→ REQUEST
Could you copy every line from the material below in which "khoirul" appears?
— START OF DATA PROVIDED —
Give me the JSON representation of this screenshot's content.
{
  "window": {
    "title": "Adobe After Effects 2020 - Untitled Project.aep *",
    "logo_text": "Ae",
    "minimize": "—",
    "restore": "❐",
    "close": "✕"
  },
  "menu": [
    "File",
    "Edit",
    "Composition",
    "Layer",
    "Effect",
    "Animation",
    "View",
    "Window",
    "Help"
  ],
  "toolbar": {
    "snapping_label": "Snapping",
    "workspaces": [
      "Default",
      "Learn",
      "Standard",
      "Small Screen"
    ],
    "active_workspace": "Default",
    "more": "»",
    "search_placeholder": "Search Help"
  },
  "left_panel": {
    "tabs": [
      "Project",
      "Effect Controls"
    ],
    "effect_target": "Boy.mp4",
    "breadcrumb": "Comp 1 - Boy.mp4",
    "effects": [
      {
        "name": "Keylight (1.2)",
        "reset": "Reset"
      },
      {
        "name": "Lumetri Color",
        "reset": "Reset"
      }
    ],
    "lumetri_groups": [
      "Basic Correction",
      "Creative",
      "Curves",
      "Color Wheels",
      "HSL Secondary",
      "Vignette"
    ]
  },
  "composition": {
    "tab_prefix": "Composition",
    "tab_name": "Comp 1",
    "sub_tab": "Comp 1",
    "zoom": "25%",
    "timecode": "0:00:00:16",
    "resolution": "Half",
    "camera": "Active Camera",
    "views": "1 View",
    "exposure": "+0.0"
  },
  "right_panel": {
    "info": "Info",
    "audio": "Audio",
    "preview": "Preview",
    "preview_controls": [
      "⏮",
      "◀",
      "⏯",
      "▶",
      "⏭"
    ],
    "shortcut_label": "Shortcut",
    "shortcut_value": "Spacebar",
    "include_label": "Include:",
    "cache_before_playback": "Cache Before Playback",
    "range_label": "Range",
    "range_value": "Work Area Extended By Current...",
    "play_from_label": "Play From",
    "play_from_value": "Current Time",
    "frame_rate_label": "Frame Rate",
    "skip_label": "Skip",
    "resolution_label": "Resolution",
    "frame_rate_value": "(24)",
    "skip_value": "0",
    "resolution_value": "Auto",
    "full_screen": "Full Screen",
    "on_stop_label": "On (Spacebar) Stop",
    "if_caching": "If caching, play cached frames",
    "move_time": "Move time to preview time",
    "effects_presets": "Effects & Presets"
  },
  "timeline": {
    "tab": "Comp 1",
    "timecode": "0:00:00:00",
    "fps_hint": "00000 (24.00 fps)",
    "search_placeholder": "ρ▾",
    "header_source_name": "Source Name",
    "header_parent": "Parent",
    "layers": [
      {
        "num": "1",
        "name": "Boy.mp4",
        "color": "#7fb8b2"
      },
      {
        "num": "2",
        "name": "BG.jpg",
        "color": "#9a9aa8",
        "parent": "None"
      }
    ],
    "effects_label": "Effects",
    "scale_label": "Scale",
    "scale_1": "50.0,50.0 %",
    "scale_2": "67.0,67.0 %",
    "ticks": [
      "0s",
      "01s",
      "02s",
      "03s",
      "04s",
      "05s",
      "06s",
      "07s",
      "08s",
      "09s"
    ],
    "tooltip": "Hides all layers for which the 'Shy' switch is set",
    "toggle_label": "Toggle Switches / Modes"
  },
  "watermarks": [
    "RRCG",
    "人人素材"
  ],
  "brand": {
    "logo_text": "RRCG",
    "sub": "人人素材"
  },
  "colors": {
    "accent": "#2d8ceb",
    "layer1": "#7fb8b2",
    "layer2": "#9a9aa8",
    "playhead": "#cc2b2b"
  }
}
— END OF DATA PROVIDED —
— START OF DATA PROVIDED —
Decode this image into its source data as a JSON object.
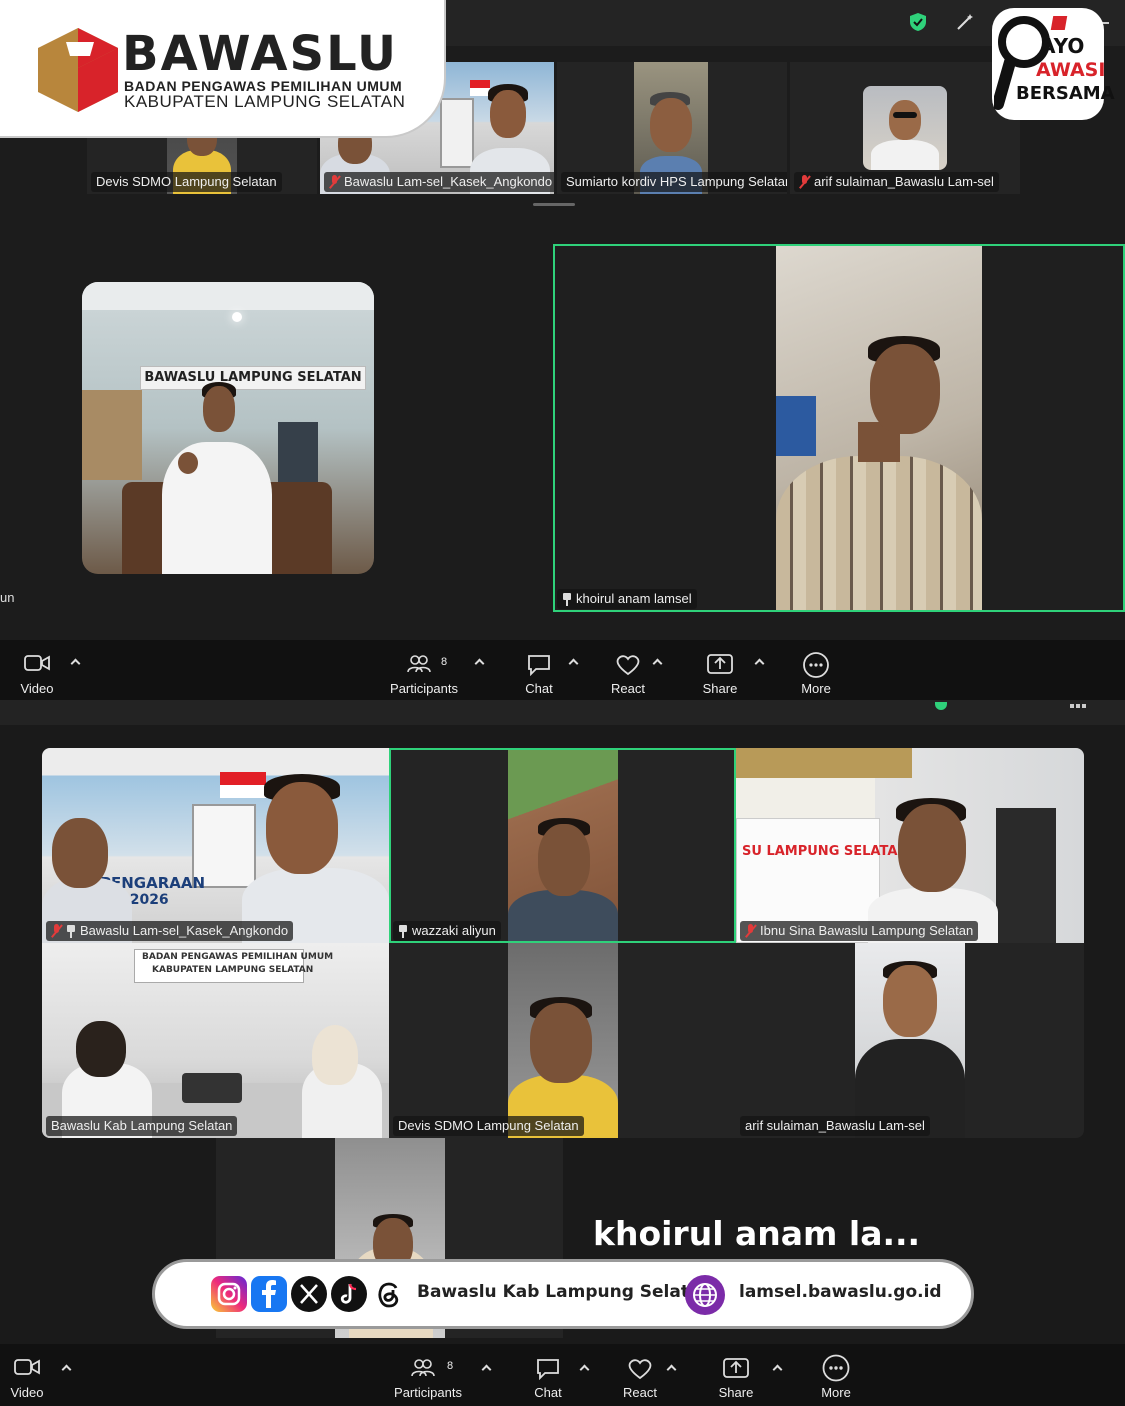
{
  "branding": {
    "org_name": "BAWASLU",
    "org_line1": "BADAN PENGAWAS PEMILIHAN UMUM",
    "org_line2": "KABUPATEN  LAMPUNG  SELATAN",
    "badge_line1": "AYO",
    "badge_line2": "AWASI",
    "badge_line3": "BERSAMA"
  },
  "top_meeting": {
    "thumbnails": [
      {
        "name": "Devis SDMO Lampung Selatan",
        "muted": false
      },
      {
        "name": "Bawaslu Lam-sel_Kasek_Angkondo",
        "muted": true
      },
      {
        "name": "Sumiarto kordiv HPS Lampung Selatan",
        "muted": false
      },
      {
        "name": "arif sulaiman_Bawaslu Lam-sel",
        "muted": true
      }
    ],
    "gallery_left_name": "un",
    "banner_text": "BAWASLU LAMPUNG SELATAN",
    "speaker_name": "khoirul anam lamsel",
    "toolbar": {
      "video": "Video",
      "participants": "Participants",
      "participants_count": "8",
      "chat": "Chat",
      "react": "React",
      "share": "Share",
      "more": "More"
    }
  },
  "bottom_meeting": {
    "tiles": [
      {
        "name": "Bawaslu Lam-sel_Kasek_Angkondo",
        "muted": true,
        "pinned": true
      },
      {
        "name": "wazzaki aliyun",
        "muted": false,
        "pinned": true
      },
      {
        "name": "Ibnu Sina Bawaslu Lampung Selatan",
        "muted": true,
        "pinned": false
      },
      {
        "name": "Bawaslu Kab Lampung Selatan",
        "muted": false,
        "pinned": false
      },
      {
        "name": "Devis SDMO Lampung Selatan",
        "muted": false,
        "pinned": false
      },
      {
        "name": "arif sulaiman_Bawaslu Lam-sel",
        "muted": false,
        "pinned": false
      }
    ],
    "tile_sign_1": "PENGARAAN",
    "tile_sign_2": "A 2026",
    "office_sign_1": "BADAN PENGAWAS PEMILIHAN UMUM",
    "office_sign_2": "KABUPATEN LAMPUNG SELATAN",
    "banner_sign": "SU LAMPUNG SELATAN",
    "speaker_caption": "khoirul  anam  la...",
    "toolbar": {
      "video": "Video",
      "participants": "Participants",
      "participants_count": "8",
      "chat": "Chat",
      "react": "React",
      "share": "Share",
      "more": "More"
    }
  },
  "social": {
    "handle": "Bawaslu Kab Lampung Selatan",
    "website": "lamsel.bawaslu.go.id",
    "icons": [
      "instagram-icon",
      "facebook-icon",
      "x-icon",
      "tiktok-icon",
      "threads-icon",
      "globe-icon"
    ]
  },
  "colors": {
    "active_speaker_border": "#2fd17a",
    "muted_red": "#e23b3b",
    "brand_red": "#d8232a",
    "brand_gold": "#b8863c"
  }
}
— END OF DATA PROVIDED —
→ SOLUTION TO THIS PROBLEM
    "speaker_name": "khoirul anam lamsel",
    "speaker_caption": "khoirul  anam  la...",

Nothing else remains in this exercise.